> **SET EXERCISE**: The records should be repeated word for word, pictures excluded.

--------------------

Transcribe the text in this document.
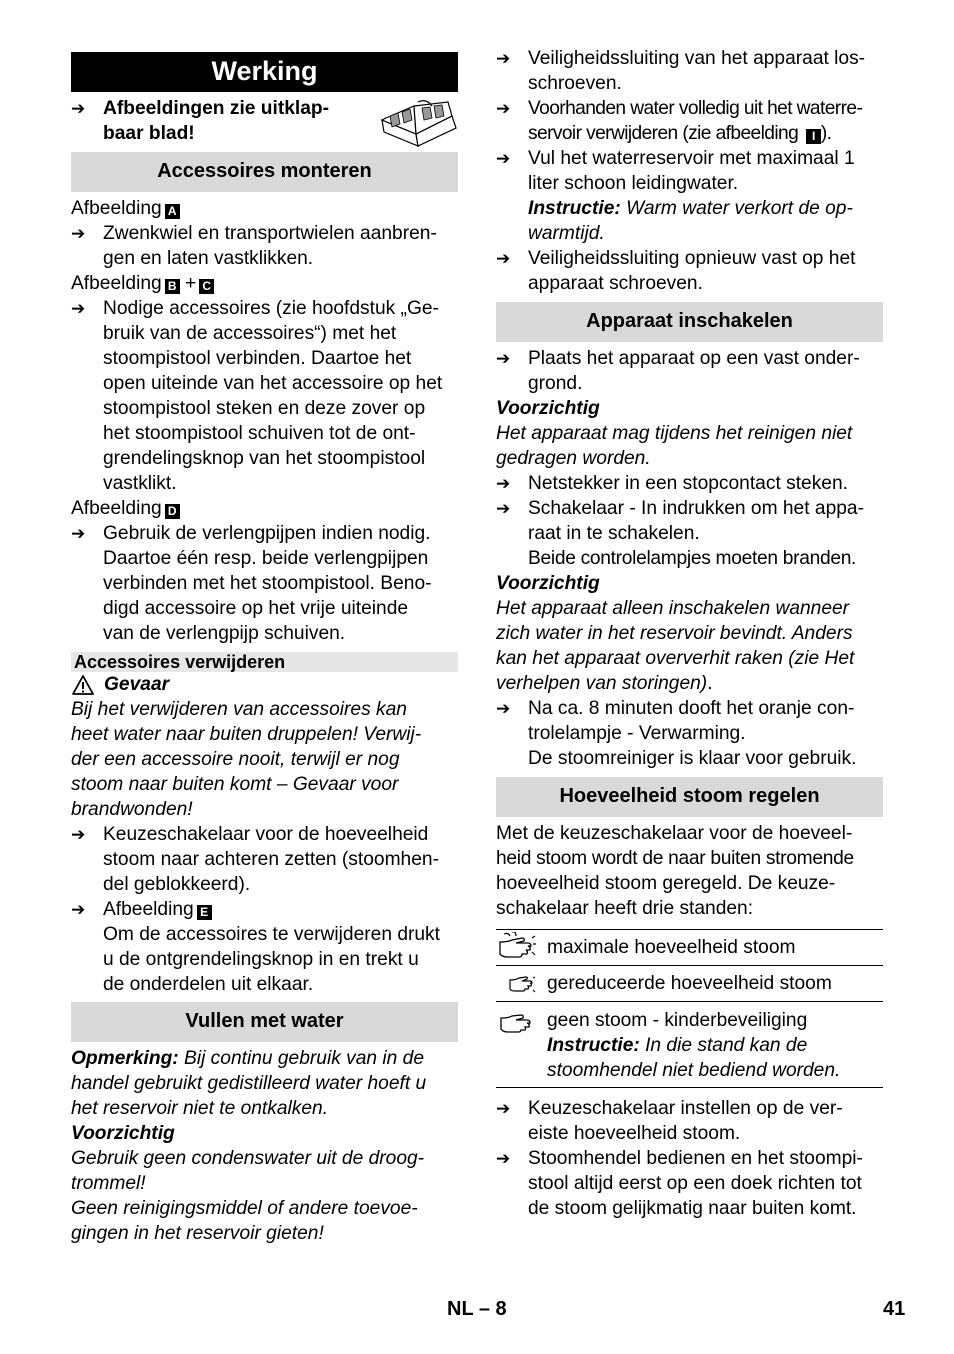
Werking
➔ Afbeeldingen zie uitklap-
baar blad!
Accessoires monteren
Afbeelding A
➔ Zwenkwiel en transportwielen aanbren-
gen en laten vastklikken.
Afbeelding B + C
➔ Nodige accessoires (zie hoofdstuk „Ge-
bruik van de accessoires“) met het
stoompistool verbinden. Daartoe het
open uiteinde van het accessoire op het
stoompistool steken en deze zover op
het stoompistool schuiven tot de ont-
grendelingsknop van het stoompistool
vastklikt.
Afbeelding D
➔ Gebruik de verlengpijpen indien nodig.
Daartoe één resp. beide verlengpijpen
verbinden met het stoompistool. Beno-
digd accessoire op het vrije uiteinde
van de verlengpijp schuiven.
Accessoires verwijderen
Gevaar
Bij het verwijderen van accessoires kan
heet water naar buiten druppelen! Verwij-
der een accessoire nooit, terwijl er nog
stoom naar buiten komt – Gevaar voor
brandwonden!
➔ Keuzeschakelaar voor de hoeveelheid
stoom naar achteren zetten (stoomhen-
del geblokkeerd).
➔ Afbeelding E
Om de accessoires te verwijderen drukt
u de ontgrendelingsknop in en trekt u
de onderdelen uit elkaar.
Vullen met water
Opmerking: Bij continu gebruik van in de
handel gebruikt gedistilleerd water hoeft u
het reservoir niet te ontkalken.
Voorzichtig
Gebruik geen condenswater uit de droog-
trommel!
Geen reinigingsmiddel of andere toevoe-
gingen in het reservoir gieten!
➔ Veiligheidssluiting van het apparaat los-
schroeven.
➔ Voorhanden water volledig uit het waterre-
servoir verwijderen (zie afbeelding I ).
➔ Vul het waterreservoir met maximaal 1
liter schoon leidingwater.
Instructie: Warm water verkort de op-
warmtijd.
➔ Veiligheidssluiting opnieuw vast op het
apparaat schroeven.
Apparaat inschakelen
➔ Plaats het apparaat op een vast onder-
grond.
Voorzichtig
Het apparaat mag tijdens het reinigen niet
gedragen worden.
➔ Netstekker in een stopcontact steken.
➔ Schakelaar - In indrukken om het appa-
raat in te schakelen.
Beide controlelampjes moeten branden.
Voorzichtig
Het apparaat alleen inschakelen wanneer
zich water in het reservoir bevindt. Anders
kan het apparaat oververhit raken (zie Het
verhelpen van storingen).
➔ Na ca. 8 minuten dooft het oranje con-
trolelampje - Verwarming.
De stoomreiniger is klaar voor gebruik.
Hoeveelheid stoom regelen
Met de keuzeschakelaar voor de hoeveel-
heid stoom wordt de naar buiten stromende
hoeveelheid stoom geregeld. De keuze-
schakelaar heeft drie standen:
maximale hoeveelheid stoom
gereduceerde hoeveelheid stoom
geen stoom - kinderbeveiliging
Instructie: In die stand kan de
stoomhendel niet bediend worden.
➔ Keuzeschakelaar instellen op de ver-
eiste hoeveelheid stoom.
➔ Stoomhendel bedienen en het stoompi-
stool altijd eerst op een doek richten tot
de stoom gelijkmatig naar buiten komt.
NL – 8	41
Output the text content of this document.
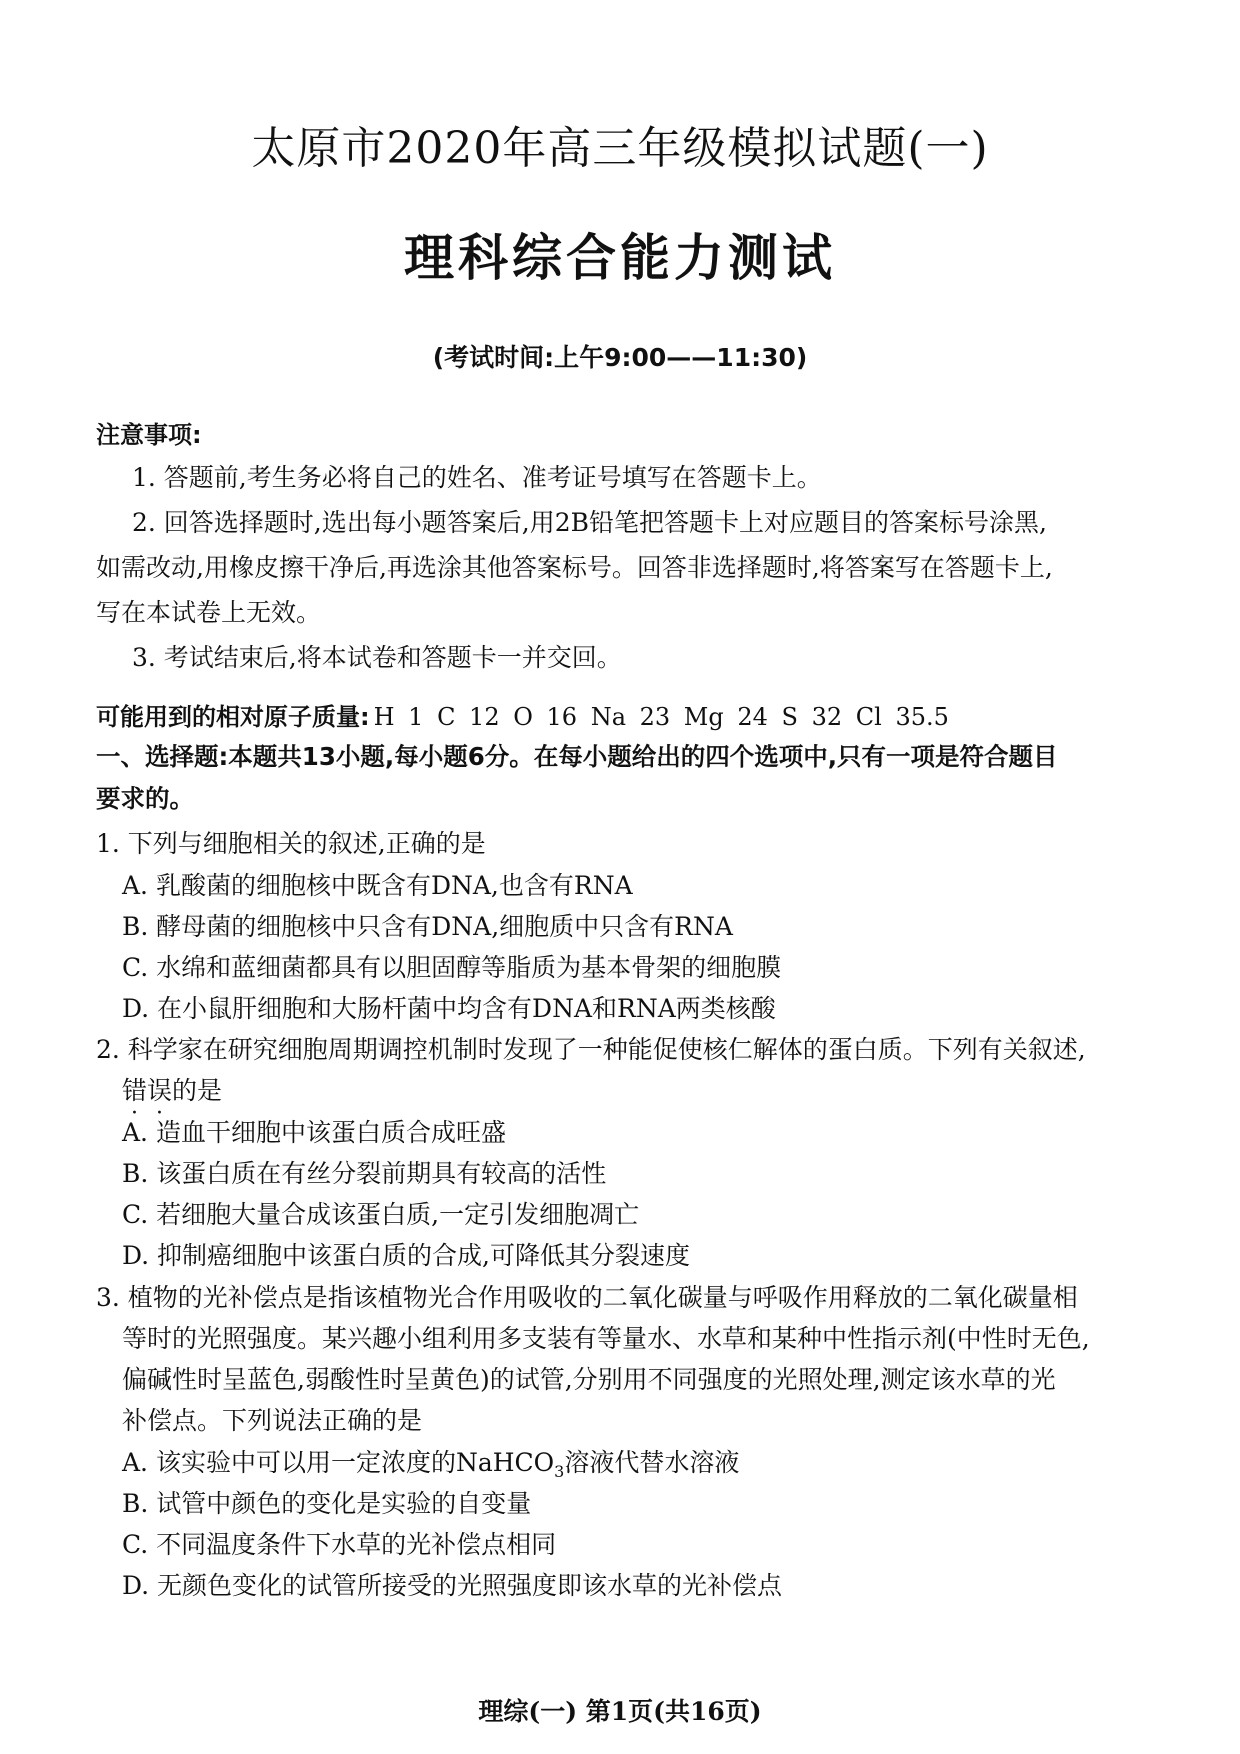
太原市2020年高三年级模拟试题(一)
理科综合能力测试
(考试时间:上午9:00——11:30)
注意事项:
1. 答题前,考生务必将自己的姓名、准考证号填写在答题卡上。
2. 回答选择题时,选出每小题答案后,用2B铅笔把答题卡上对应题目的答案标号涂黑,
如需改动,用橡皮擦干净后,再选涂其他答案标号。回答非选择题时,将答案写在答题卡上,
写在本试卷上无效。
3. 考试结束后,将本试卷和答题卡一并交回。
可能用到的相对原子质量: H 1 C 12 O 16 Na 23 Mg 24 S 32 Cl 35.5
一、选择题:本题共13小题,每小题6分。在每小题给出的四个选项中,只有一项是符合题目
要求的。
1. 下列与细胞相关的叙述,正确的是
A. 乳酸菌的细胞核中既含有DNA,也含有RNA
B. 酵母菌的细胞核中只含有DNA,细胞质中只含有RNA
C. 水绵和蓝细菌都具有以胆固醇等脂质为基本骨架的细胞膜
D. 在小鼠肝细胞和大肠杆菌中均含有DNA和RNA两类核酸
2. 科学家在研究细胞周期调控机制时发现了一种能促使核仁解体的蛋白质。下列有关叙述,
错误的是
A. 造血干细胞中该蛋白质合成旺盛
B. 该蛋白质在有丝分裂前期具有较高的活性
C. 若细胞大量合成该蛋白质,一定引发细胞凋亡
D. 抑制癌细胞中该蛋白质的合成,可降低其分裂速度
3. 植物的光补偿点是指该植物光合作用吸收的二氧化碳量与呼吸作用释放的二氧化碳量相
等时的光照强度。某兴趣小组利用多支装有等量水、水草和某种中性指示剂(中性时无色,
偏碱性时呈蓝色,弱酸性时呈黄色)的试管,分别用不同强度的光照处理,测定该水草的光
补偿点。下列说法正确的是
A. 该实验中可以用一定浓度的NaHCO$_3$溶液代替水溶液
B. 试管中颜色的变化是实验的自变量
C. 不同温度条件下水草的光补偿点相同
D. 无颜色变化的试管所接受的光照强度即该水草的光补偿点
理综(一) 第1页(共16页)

--------------------

> **EXERCISE RESPONSE**:
Transcribe the text in this document.
Werking
➔ Afbeeldingen zie uitklap-
baar blad!
Accessoires monteren
Afbeelding A
➔ Zwenkwiel en transportwielen aanbren-
gen en laten vastklikken.
Afbeelding B + C
➔ Nodige accessoires (zie hoofdstuk „Ge-
bruik van de accessoires“) met het
stoompistool verbinden. Daartoe het
open uiteinde van het accessoire op het
stoompistool steken en deze zover op
het stoompistool schuiven tot de ont-
grendelingsknop van het stoompistool
vastklikt.
Afbeelding D
➔ Gebruik de verlengpijpen indien nodig.
Daartoe één resp. beide verlengpijpen
verbinden met het stoompistool. Beno-
digd accessoire op het vrije uiteinde
van de verlengpijp schuiven.
Accessoires verwijderen
Gevaar
Bij het verwijderen van accessoires kan
heet water naar buiten druppelen! Verwij-
der een accessoire nooit, terwijl er nog
stoom naar buiten komt – Gevaar voor
brandwonden!
➔ Keuzeschakelaar voor de hoeveelheid
stoom naar achteren zetten (stoomhen-
del geblokkeerd).
➔ Afbeelding E
Om de accessoires te verwijderen drukt
u de ontgrendelingsknop in en trekt u
de onderdelen uit elkaar.
Vullen met water
Opmerking: Bij continu gebruik van in de
handel gebruikt gedistilleerd water hoeft u
het reservoir niet te ontkalken.
Voorzichtig
Gebruik geen condenswater uit de droog-
trommel!
Geen reinigingsmiddel of andere toevoe-
gingen in het reservoir gieten!
➔ Veiligheidssluiting van het apparaat los-
schroeven.
➔ Voorhanden water volledig uit het waterre-
servoir verwijderen (zie afbeelding I ).
➔ Vul het waterreservoir met maximaal 1
liter schoon leidingwater.
Instructie: Warm water verkort de op-
warmtijd.
➔ Veiligheidssluiting opnieuw vast op het
apparaat schroeven.
Apparaat inschakelen
➔ Plaats het apparaat op een vast onder-
grond.
Voorzichtig
Het apparaat mag tijdens het reinigen niet
gedragen worden.
➔ Netstekker in een stopcontact steken.
➔ Schakelaar - In indrukken om het appa-
raat in te schakelen.
Beide controlelampjes moeten branden.
Voorzichtig
Het apparaat alleen inschakelen wanneer
zich water in het reservoir bevindt. Anders
kan het apparaat oververhit raken (zie Het
verhelpen van storingen).
➔ Na ca. 8 minuten dooft het oranje con-
trolelampje - Verwarming.
De stoomreiniger is klaar voor gebruik.
Hoeveelheid stoom regelen
Met de keuzeschakelaar voor de hoeveel-
heid stoom wordt de naar buiten stromende
hoeveelheid stoom geregeld. De keuze-
schakelaar heeft drie standen:
maximale hoeveelheid stoom
gereduceerde hoeveelheid stoom
geen stoom - kinderbeveiliging
Instructie: In die stand kan de
stoomhendel niet bediend worden.
➔ Keuzeschakelaar instellen op de ver-
eiste hoeveelheid stoom.
➔ Stoomhendel bedienen en het stoompi-
stool altijd eerst op een doek richten tot
de stoom gelijkmatig naar buiten komt.
NL – 8	41
Output the text content of this document.
太原市2020年高三年级模拟试题(一)
理科综合能力测试
(考试时间:上午9:00——11:30)
注意事项:
1. 答题前,考生务必将自己的姓名、准考证号填写在答题卡上。
2. 回答选择题时,选出每小题答案后,用2B铅笔把答题卡上对应题目的答案标号涂黑,
如需改动,用橡皮擦干净后,再选涂其他答案标号。回答非选择题时,将答案写在答题卡上,
写在本试卷上无效。
3. 考试结束后,将本试卷和答题卡一并交回。
可能用到的相对原子质量: H 1 C 12 O 16 Na 23 Mg 24 S 32 Cl 35.5
一、选择题:本题共13小题,每小题6分。在每小题给出的四个选项中,只有一项是符合题目
要求的。
1. 下列与细胞相关的叙述,正确的是
A. 乳酸菌的细胞核中既含有DNA,也含有RNA
B. 酵母菌的细胞核中只含有DNA,细胞质中只含有RNA
C. 水绵和蓝细菌都具有以胆固醇等脂质为基本骨架的细胞膜
D. 在小鼠肝细胞和大肠杆菌中均含有DNA和RNA两类核酸
2. 科学家在研究细胞周期调控机制时发现了一种能促使核仁解体的蛋白质。下列有关叙述,
错误的是
A. 造血干细胞中该蛋白质合成旺盛
B. 该蛋白质在有丝分裂前期具有较高的活性
C. 若细胞大量合成该蛋白质,一定引发细胞凋亡
D. 抑制癌细胞中该蛋白质的合成,可降低其分裂速度
3. 植物的光补偿点是指该植物光合作用吸收的二氧化碳量与呼吸作用释放的二氧化碳量相
等时的光照强度。某兴趣小组利用多支装有等量水、水草和某种中性指示剂(中性时无色,
偏碱性时呈蓝色,弱酸性时呈黄色)的试管,分别用不同强度的光照处理,测定该水草的光
补偿点。下列说法正确的是
A. 该实验中可以用一定浓度的NaHCO$_3$溶液代替水溶液
B. 试管中颜色的变化是实验的自变量
C. 不同温度条件下水草的光补偿点相同
D. 无颜色变化的试管所接受的光照强度即该水草的光补偿点
理综(一) 第1页(共16页)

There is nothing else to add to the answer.